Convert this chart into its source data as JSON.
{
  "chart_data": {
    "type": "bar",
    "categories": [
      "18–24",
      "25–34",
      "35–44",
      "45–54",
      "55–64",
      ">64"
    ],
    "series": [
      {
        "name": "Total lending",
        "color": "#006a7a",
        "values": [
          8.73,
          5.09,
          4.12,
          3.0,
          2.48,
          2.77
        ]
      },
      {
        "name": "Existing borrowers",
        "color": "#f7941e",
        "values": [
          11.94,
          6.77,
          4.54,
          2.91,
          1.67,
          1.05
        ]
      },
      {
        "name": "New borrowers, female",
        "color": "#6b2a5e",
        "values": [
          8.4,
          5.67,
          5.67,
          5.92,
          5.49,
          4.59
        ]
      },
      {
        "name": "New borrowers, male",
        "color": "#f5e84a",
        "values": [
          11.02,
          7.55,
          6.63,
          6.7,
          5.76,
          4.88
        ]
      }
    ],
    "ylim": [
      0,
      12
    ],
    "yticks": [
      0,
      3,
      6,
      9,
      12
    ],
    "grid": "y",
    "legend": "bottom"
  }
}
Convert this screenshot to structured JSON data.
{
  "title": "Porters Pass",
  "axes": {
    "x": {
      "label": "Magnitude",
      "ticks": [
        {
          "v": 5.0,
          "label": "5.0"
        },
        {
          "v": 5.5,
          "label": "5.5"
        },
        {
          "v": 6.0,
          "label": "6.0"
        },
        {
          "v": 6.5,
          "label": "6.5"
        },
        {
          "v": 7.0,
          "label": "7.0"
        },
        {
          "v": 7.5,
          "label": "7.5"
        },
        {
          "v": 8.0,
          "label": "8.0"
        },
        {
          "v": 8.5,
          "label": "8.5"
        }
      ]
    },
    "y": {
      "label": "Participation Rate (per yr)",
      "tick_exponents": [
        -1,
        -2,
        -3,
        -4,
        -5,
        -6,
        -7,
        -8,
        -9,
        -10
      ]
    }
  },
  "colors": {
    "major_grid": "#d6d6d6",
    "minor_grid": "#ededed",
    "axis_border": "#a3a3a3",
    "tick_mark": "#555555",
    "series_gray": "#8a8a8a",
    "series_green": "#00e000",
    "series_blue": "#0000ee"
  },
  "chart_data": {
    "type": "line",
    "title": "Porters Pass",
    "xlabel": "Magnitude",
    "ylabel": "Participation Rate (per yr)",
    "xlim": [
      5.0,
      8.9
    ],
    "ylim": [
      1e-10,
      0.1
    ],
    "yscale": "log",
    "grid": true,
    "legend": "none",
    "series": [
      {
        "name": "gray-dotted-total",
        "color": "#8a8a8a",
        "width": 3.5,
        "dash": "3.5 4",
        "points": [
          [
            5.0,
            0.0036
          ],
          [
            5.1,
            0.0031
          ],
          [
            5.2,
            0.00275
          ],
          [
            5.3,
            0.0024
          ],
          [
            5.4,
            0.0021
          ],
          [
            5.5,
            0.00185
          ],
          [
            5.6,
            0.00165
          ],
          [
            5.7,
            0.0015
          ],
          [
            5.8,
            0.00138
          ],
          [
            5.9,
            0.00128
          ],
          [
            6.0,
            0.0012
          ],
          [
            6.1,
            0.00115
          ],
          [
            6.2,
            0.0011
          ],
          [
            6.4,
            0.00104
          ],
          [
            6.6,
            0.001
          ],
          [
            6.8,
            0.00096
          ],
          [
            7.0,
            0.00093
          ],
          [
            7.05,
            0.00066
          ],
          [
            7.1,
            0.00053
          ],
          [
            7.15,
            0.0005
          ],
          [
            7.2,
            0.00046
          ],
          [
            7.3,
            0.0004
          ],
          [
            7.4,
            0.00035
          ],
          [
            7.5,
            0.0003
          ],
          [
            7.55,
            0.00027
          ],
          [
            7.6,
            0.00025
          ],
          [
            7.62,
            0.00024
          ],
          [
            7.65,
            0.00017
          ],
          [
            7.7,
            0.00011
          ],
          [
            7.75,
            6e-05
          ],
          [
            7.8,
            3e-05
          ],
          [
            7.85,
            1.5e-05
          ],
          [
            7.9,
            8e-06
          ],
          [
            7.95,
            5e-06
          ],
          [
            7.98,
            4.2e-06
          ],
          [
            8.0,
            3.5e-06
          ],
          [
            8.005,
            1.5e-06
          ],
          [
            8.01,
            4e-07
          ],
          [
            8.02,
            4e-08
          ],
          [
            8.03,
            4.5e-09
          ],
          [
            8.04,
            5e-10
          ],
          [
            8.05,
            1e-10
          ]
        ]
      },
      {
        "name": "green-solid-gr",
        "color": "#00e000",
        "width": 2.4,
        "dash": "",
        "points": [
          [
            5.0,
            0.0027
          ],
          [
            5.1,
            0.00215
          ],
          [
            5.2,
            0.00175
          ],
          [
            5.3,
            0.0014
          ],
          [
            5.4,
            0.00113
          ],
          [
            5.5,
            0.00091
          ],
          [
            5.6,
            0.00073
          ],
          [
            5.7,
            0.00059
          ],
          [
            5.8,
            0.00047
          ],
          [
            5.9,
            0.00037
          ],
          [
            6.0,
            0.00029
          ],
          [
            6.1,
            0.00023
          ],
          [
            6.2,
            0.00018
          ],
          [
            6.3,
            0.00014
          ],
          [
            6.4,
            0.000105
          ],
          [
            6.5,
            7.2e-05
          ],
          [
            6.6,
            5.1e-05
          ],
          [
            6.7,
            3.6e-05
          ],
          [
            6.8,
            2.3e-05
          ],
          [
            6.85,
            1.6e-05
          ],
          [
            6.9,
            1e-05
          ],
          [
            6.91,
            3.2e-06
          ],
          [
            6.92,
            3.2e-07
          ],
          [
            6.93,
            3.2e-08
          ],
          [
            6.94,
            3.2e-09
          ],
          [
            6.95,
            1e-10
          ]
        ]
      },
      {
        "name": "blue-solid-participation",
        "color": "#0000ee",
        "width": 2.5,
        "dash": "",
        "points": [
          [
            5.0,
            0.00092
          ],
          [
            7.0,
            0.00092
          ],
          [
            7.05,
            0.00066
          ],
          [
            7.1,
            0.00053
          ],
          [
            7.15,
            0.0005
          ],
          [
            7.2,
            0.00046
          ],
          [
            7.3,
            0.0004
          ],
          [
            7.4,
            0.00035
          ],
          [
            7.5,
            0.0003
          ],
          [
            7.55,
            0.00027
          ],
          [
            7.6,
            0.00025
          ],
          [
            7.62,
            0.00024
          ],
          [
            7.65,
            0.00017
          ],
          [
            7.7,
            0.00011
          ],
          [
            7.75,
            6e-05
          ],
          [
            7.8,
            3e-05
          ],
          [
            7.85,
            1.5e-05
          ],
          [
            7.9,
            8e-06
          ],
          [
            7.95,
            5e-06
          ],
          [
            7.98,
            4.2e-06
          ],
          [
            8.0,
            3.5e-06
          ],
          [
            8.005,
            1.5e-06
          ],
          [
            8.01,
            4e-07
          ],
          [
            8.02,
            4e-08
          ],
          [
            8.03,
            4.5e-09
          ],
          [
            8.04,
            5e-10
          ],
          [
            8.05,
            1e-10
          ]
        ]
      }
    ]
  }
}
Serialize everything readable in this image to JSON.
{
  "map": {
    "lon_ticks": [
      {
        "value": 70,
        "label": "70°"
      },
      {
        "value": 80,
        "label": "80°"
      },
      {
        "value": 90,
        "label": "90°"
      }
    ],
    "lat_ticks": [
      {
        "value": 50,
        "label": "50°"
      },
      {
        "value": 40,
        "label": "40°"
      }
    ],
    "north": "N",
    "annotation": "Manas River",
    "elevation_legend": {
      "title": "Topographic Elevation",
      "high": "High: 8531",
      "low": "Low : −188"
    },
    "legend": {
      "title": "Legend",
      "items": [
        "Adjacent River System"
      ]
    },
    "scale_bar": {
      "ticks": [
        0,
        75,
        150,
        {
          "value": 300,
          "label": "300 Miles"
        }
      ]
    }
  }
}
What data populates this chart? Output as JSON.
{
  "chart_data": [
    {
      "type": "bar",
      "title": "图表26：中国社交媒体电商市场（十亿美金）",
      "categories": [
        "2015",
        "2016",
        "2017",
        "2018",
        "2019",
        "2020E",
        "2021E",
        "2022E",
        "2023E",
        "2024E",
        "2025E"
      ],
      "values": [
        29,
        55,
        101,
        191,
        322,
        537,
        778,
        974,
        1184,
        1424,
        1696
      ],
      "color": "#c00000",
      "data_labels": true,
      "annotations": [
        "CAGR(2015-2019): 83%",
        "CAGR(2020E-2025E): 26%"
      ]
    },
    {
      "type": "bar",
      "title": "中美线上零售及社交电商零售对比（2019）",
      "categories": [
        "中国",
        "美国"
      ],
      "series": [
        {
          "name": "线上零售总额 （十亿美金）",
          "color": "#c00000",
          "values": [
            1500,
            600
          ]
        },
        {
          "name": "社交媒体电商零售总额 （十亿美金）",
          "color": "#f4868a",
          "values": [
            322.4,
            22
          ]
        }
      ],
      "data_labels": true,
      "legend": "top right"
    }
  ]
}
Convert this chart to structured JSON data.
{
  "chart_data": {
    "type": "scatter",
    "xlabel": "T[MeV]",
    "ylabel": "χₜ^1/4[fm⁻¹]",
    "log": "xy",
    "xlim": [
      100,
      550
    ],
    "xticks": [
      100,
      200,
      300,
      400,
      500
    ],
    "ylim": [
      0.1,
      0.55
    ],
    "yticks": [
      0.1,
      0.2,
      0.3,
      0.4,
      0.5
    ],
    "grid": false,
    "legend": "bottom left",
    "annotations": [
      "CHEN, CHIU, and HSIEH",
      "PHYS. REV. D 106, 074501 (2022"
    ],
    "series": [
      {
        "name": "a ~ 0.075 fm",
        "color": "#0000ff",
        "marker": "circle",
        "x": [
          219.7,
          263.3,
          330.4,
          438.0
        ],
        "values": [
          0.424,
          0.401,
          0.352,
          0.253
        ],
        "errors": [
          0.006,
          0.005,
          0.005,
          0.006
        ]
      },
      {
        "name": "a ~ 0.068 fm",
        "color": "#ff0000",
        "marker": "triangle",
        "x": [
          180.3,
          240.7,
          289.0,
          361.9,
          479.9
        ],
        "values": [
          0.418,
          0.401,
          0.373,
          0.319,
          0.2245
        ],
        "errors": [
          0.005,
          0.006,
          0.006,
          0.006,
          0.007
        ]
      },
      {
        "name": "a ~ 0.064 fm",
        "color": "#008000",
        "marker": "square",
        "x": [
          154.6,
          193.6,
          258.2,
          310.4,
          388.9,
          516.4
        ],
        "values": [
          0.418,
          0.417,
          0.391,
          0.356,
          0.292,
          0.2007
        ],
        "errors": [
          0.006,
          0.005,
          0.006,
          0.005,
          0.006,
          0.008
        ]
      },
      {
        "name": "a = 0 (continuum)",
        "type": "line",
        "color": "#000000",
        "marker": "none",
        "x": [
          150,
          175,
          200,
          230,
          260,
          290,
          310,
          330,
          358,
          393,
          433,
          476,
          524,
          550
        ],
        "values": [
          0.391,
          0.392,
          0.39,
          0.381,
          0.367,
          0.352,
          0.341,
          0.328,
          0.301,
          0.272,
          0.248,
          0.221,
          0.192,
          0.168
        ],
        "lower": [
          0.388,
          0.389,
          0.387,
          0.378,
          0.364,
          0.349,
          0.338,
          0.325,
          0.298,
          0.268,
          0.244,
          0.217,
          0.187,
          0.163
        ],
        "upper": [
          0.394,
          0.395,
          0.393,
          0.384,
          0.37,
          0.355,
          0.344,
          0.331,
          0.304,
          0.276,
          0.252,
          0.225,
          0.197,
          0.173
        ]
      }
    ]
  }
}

=====

### TASK GOAL
Show every line where the string "十亿美金" appears.

### SOLUTION TO THIS PROBLEM
      "title": "图表26：中国社交媒体电商市场（十亿美金）",
          "name": "线上零售总额 （十亿美金）",
          "name": "社交媒体电商零售总额 （十亿美金）",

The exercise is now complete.